Extracts from a graphics dataset

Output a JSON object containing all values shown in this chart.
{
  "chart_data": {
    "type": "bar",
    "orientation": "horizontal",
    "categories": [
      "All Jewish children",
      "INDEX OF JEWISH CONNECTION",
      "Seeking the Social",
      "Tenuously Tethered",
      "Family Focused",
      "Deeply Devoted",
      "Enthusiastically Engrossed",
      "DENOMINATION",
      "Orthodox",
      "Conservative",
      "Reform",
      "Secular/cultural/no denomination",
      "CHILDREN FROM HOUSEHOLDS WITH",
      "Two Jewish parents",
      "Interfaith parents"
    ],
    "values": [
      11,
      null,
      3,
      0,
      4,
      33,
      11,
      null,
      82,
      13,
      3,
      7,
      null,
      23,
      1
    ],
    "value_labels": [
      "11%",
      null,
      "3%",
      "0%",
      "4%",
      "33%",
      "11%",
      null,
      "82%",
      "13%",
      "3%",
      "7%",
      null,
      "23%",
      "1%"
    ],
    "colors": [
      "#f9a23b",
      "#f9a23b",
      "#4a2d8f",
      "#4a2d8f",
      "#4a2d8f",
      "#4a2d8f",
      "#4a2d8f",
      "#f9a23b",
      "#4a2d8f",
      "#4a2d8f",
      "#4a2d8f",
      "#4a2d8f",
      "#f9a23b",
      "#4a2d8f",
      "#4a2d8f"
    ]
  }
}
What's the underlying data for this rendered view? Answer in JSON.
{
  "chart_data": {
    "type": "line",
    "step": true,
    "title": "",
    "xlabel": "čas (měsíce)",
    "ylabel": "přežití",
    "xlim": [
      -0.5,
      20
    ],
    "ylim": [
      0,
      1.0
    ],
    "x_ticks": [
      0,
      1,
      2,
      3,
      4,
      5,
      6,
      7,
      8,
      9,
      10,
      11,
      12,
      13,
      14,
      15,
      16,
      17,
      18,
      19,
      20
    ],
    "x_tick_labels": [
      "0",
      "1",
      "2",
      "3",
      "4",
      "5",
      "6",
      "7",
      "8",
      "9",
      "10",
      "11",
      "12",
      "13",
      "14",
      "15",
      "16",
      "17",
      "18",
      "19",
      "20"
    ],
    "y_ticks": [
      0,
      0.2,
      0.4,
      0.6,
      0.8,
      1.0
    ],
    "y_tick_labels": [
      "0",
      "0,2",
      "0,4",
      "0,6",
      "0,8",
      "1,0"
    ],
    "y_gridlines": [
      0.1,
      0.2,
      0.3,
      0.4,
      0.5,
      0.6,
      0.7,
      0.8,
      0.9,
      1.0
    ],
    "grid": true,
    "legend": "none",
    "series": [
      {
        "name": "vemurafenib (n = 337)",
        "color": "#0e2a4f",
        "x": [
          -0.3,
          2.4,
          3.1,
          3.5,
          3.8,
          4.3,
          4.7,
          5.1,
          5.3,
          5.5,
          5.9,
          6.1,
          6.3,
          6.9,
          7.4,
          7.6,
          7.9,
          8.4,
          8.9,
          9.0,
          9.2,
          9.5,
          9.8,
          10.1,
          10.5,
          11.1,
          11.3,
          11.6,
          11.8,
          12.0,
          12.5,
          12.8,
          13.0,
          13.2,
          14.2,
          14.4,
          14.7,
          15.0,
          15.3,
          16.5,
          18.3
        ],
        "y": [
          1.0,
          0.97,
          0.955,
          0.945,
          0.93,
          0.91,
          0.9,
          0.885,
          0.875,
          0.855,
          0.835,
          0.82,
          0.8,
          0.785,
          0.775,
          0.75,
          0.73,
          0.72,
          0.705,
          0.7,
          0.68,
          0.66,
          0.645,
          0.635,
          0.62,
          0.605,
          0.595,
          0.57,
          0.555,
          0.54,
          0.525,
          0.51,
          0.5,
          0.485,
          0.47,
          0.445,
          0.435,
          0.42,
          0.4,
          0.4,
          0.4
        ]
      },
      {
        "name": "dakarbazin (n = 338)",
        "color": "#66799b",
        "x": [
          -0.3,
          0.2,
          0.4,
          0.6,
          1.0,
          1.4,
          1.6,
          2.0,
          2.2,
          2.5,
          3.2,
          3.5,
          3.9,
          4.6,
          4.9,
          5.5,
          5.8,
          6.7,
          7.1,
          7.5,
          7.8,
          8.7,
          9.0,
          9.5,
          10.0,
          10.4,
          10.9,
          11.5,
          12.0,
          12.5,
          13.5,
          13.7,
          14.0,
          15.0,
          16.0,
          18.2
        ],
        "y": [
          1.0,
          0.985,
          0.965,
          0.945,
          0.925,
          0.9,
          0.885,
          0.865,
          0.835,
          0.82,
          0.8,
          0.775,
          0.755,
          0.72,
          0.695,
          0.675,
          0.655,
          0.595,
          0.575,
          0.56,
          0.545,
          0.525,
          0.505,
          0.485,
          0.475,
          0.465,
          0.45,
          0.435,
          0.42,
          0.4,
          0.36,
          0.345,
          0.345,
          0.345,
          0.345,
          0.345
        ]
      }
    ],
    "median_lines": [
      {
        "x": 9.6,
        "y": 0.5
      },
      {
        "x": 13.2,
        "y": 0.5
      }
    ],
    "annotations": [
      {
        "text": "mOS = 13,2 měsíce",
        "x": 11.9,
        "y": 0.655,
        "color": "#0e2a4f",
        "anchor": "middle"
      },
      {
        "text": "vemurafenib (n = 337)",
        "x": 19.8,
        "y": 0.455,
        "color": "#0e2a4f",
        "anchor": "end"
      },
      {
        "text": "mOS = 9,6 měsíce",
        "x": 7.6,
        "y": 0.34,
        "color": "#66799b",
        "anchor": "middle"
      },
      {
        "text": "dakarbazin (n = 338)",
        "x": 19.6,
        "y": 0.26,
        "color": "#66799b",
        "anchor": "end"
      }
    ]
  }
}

• **Short task**
Write out the complete set of records exactly as given.

• **Response to the exercise**
Output a JSON object containing all values shown in this chart.
{
  "chart_data": {
    "type": "bar",
    "orientation": "horizontal",
    "categories": [
      "All Jewish children",
      "INDEX OF JEWISH CONNECTION",
      "Seeking the Social",
      "Tenuously Tethered",
      "Family Focused",
      "Deeply Devoted",
      "Enthusiastically Engrossed",
      "DENOMINATION",
      "Orthodox",
      "Conservative",
      "Reform",
      "Secular/cultural/no denomination",
      "CHILDREN FROM HOUSEHOLDS WITH",
      "Two Jewish parents",
      "Interfaith parents"
    ],
    "values": [
      11,
      null,
      3,
      0,
      4,
      33,
      11,
      null,
      82,
      13,
      3,
      7,
      null,
      23,
      1
    ],
    "value_labels": [
      "11%",
      null,
      "3%",
      "0%",
      "4%",
      "33%",
      "11%",
      null,
      "82%",
      "13%",
      "3%",
      "7%",
      null,
      "23%",
      "1%"
    ],
    "colors": [
      "#f9a23b",
      "#f9a23b",
      "#4a2d8f",
      "#4a2d8f",
      "#4a2d8f",
      "#4a2d8f",
      "#4a2d8f",
      "#f9a23b",
      "#4a2d8f",
      "#4a2d8f",
      "#4a2d8f",
      "#4a2d8f",
      "#f9a23b",
      "#4a2d8f",
      "#4a2d8f"
    ]
  }
}
What's the underlying data for this rendered view? Answer in JSON.
{
  "chart_data": {
    "type": "line",
    "step": true,
    "title": "",
    "xlabel": "čas (měsíce)",
    "ylabel": "přežití",
    "xlim": [
      -0.5,
      20
    ],
    "ylim": [
      0,
      1.0
    ],
    "x_ticks": [
      0,
      1,
      2,
      3,
      4,
      5,
      6,
      7,
      8,
      9,
      10,
      11,
      12,
      13,
      14,
      15,
      16,
      17,
      18,
      19,
      20
    ],
    "x_tick_labels": [
      "0",
      "1",
      "2",
      "3",
      "4",
      "5",
      "6",
      "7",
      "8",
      "9",
      "10",
      "11",
      "12",
      "13",
      "14",
      "15",
      "16",
      "17",
      "18",
      "19",
      "20"
    ],
    "y_ticks": [
      0,
      0.2,
      0.4,
      0.6,
      0.8,
      1.0
    ],
    "y_tick_labels": [
      "0",
      "0,2",
      "0,4",
      "0,6",
      "0,8",
      "1,0"
    ],
    "y_gridlines": [
      0.1,
      0.2,
      0.3,
      0.4,
      0.5,
      0.6,
      0.7,
      0.8,
      0.9,
      1.0
    ],
    "grid": true,
    "legend": "none",
    "series": [
      {
        "name": "vemurafenib (n = 337)",
        "color": "#0e2a4f",
        "x": [
          -0.3,
          2.4,
          3.1,
          3.5,
          3.8,
          4.3,
          4.7,
          5.1,
          5.3,
          5.5,
          5.9,
          6.1,
          6.3,
          6.9,
          7.4,
          7.6,
          7.9,
          8.4,
          8.9,
          9.0,
          9.2,
          9.5,
          9.8,
          10.1,
          10.5,
          11.1,
          11.3,
          11.6,
          11.8,
          12.0,
          12.5,
          12.8,
          13.0,
          13.2,
          14.2,
          14.4,
          14.7,
          15.0,
          15.3,
          16.5,
          18.3
        ],
        "y": [
          1.0,
          0.97,
          0.955,
          0.945,
          0.93,
          0.91,
          0.9,
          0.885,
          0.875,
          0.855,
          0.835,
          0.82,
          0.8,
          0.785,
          0.775,
          0.75,
          0.73,
          0.72,
          0.705,
          0.7,
          0.68,
          0.66,
          0.645,
          0.635,
          0.62,
          0.605,
          0.595,
          0.57,
          0.555,
          0.54,
          0.525,
          0.51,
          0.5,
          0.485,
          0.47,
          0.445,
          0.435,
          0.42,
          0.4,
          0.4,
          0.4
        ]
      },
      {
        "name": "dakarbazin (n = 338)",
        "color": "#66799b",
        "x": [
          -0.3,
          0.2,
          0.4,
          0.6,
          1.0,
          1.4,
          1.6,
          2.0,
          2.2,
          2.5,
          3.2,
          3.5,
          3.9,
          4.6,
          4.9,
          5.5,
          5.8,
          6.7,
          7.1,
          7.5,
          7.8,
          8.7,
          9.0,
          9.5,
          10.0,
          10.4,
          10.9,
          11.5,
          12.0,
          12.5,
          13.5,
          13.7,
          14.0,
          15.0,
          16.0,
          18.2
        ],
        "y": [
          1.0,
          0.985,
          0.965,
          0.945,
          0.925,
          0.9,
          0.885,
          0.865,
          0.835,
          0.82,
          0.8,
          0.775,
          0.755,
          0.72,
          0.695,
          0.675,
          0.655,
          0.595,
          0.575,
          0.56,
          0.545,
          0.525,
          0.505,
          0.485,
          0.475,
          0.465,
          0.45,
          0.435,
          0.42,
          0.4,
          0.36,
          0.345,
          0.345,
          0.345,
          0.345,
          0.345
        ]
      }
    ],
    "median_lines": [
      {
        "x": 9.6,
        "y": 0.5
      },
      {
        "x": 13.2,
        "y": 0.5
      }
    ],
    "annotations": [
      {
        "text": "mOS = 13,2 měsíce",
        "x": 11.9,
        "y": 0.655,
        "color": "#0e2a4f",
        "anchor": "middle"
      },
      {
        "text": "vemurafenib (n = 337)",
        "x": 19.8,
        "y": 0.455,
        "color": "#0e2a4f",
        "anchor": "end"
      },
      {
        "text": "mOS = 9,6 měsíce",
        "x": 7.6,
        "y": 0.34,
        "color": "#66799b",
        "anchor": "middle"
      },
      {
        "text": "dakarbazin (n = 338)",
        "x": 19.6,
        "y": 0.26,
        "color": "#66799b",
        "anchor": "end"
      }
    ]
  }
}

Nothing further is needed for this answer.